> [Problem description]: Without the pictures, write out all the lines below exactly as they appear.

> [Rows]:
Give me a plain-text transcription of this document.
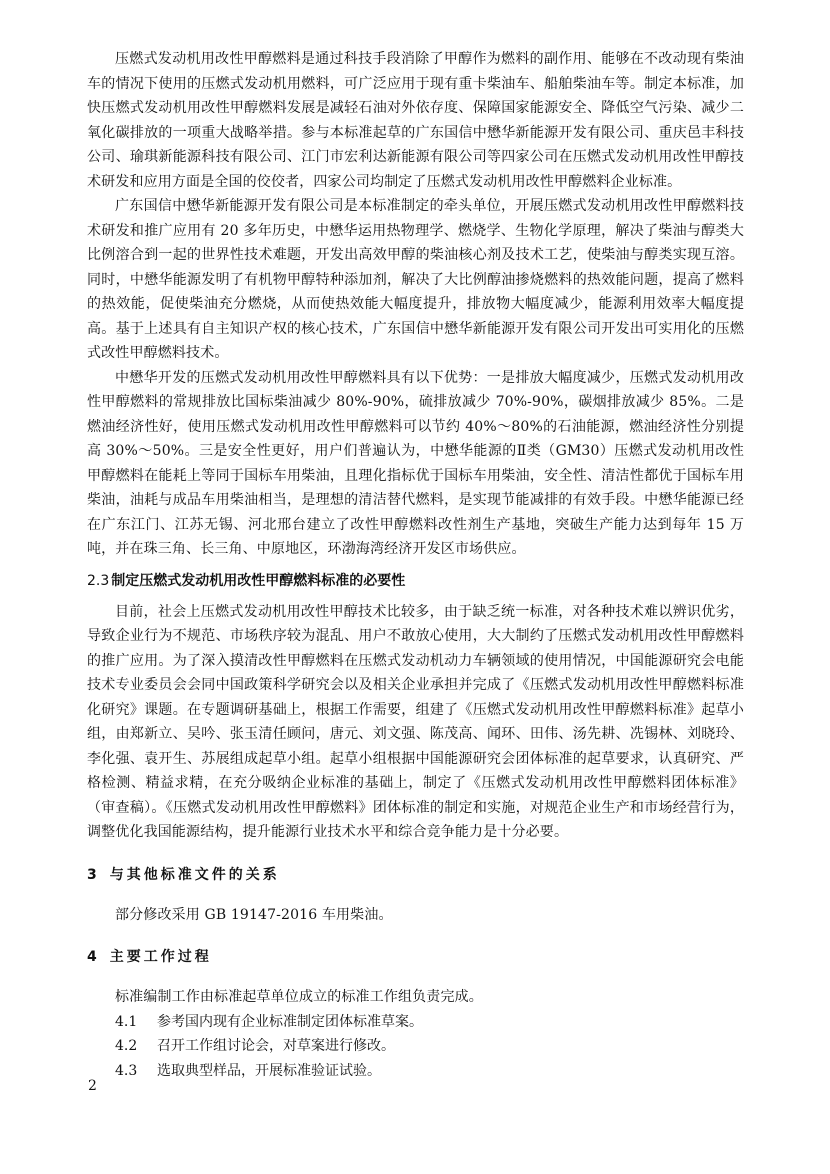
压燃式发动机用改性甲醇燃料是通过科技手段消除了甲醇作为燃料的副作用、能够在不改动现有柴油车的情况下使用的压燃式发动机用燃料，可广泛应用于现有重卡柴油车、船舶柴油车等。制定本标准，加快压燃式发动机用改性甲醇燃料发展是减轻石油对外依存度、保障国家能源安全、降低空气污染、减少二氧化碳排放的一项重大战略举措。参与本标准起草的广东国信中懋华新能源开发有限公司、重庆邑丰科技公司、瑜琪新能源科技有限公司、江门市宏利达新能源有限公司等四家公司在压燃式发动机用改性甲醇技术研发和应用方面是全国的佼佼者，四家公司均制定了压燃式发动机用改性甲醇燃料企业标准。

广东国信中懋华新能源开发有限公司是本标准制定的牵头单位，开展压燃式发动机用改性甲醇燃料技术研发和推广应用有 20 多年历史，中懋华运用热物理学、燃烧学、生物化学原理，解决了柴油与醇类大比例溶合到一起的世界性技术难题，开发出高效甲醇的柴油核心剂及技术工艺，使柴油与醇类实现互溶。同时，中懋华能源发明了有机物甲醇特种添加剂，解决了大比例醇油掺烧燃料的热效能问题，提高了燃料的热效能，促使柴油充分燃烧，从而使热效能大幅度提升，排放物大幅度减少，能源利用效率大幅度提高。基于上述具有自主知识产权的核心技术，广东国信中懋华新能源开发有限公司开发出可实用化的压燃式改性甲醇燃料技术。

中懋华开发的压燃式发动机用改性甲醇燃料具有以下优势：一是排放大幅度减少，压燃式发动机用改性甲醇燃料的常规排放比国标柴油减少 80%-90%，硫排放减少 70%-90%，碳烟排放减少 85%。二是燃油经济性好，使用压燃式发动机用改性甲醇燃料可以节约 40%～80%的石油能源，燃油经济性分别提高 30%～50%。三是安全性更好，用户们普遍认为，中懋华能源的Ⅱ类（GM30）压燃式发动机用改性甲醇燃料在能耗上等同于国标车用柴油，且理化指标优于国标车用柴油，安全性、清洁性都优于国标车用柴油，油耗与成品车用柴油相当，是理想的清洁替代燃料，是实现节能减排的有效手段。中懋华能源已经在广东江门、江苏无锡、河北邢台建立了改性甲醇燃料改性剂生产基地，突破生产能力达到每年 15 万吨，并在珠三角、长三角、中原地区，环渤海湾经济开发区市场供应。

2.3 制定压燃式发动机用改性甲醇燃料标准的必要性

目前，社会上压燃式发动机用改性甲醇技术比较多，由于缺乏统一标准，对各种技术难以辨识优劣，导致企业行为不规范、市场秩序较为混乱、用户不敢放心使用，大大制约了压燃式发动机用改性甲醇燃料的推广应用。为了深入摸清改性甲醇燃料在压燃式发动机动力车辆领域的使用情况，中国能源研究会电能技术专业委员会会同中国政策科学研究会以及相关企业承担并完成了《压燃式发动机用改性甲醇燃料标准化研究》课题。在专题调研基础上，根据工作需要，组建了《压燃式发动机用改性甲醇燃料标准》起草小组，由郑新立、吴吟、张玉清任顾问，唐元、刘文强、陈茂高、闻环、田伟、汤先耕、冼锡林、刘晓玲、李化强、袁开生、苏展组成起草小组。起草小组根据中国能源研究会团体标准的起草要求，认真研究、严格检测、精益求精，在充分吸纳企业标准的基础上，制定了《压燃式发动机用改性甲醇燃料团体标准》（审查稿）。《压燃式发动机用改性甲醇燃料》团体标准的制定和实施，对规范企业生产和市场经营行为，调整优化我国能源结构，提升能源行业技术水平和综合竞争能力是十分必要。

3 与其他标准文件的关系

部分修改采用 GB 19147-2016 车用柴油。

4 主要工作过程

标准编制工作由标准起草单位成立的标准工作组负责完成。

4.1 参考国内现有企业标准制定团体标准草案。
4.2 召开工作组讨论会，对草案进行修改。
4.3 选取典型样品，开展标准验证试验。
2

> [Answer to this task]:
Give me a plain-text transcription of this document.
压燃式发动机用改性甲醇燃料是通过科技手段消除了甲醇作为燃料的副作用、能够在不改动现有柴油车的情况下使用的压燃式发动机用燃料，可广泛应用于现有重卡柴油车、船舶柴油车等。制定本标准，加快压燃式发动机用改性甲醇燃料发展是减轻石油对外依存度、保障国家能源安全、降低空气污染、减少二氧化碳排放的一项重大战略举措。参与本标准起草的广东国信中懋华新能源开发有限公司、重庆邑丰科技公司、瑜琪新能源科技有限公司、江门市宏利达新能源有限公司等四家公司在压燃式发动机用改性甲醇技术研发和应用方面是全国的佼佼者，四家公司均制定了压燃式发动机用改性甲醇燃料企业标准。

广东国信中懋华新能源开发有限公司是本标准制定的牵头单位，开展压燃式发动机用改性甲醇燃料技术研发和推广应用有 20 多年历史，中懋华运用热物理学、燃烧学、生物化学原理，解决了柴油与醇类大比例溶合到一起的世界性技术难题，开发出高效甲醇的柴油核心剂及技术工艺，使柴油与醇类实现互溶。同时，中懋华能源发明了有机物甲醇特种添加剂，解决了大比例醇油掺烧燃料的热效能问题，提高了燃料的热效能，促使柴油充分燃烧，从而使热效能大幅度提升，排放物大幅度减少，能源利用效率大幅度提高。基于上述具有自主知识产权的核心技术，广东国信中懋华新能源开发有限公司开发出可实用化的压燃式改性甲醇燃料技术。

中懋华开发的压燃式发动机用改性甲醇燃料具有以下优势：一是排放大幅度减少，压燃式发动机用改性甲醇燃料的常规排放比国标柴油减少 80%-90%，硫排放减少 70%-90%，碳烟排放减少 85%。二是燃油经济性好，使用压燃式发动机用改性甲醇燃料可以节约 40%～80%的石油能源，燃油经济性分别提高 30%～50%。三是安全性更好，用户们普遍认为，中懋华能源的Ⅱ类（GM30）压燃式发动机用改性甲醇燃料在能耗上等同于国标车用柴油，且理化指标优于国标车用柴油，安全性、清洁性都优于国标车用柴油，油耗与成品车用柴油相当，是理想的清洁替代燃料，是实现节能减排的有效手段。中懋华能源已经在广东江门、江苏无锡、河北邢台建立了改性甲醇燃料改性剂生产基地，突破生产能力达到每年 15 万吨，并在珠三角、长三角、中原地区，环渤海湾经济开发区市场供应。

2.3 制定压燃式发动机用改性甲醇燃料标准的必要性

目前，社会上压燃式发动机用改性甲醇技术比较多，由于缺乏统一标准，对各种技术难以辨识优劣，导致企业行为不规范、市场秩序较为混乱、用户不敢放心使用，大大制约了压燃式发动机用改性甲醇燃料的推广应用。为了深入摸清改性甲醇燃料在压燃式发动机动力车辆领域的使用情况，中国能源研究会电能技术专业委员会会同中国政策科学研究会以及相关企业承担并完成了《压燃式发动机用改性甲醇燃料标准化研究》课题。在专题调研基础上，根据工作需要，组建了《压燃式发动机用改性甲醇燃料标准》起草小组，由郑新立、吴吟、张玉清任顾问，唐元、刘文强、陈茂高、闻环、田伟、汤先耕、冼锡林、刘晓玲、李化强、袁开生、苏展组成起草小组。起草小组根据中国能源研究会团体标准的起草要求，认真研究、严格检测、精益求精，在充分吸纳企业标准的基础上，制定了《压燃式发动机用改性甲醇燃料团体标准》（审查稿）。《压燃式发动机用改性甲醇燃料》团体标准的制定和实施，对规范企业生产和市场经营行为，调整优化我国能源结构，提升能源行业技术水平和综合竞争能力是十分必要。

3 与其他标准文件的关系

部分修改采用 GB 19147-2016 车用柴油。

4 主要工作过程

标准编制工作由标准起草单位成立的标准工作组负责完成。

4.1 参考国内现有企业标准制定团体标准草案。
4.2 召开工作组讨论会，对草案进行修改。
4.3 选取典型样品，开展标准验证试验。
2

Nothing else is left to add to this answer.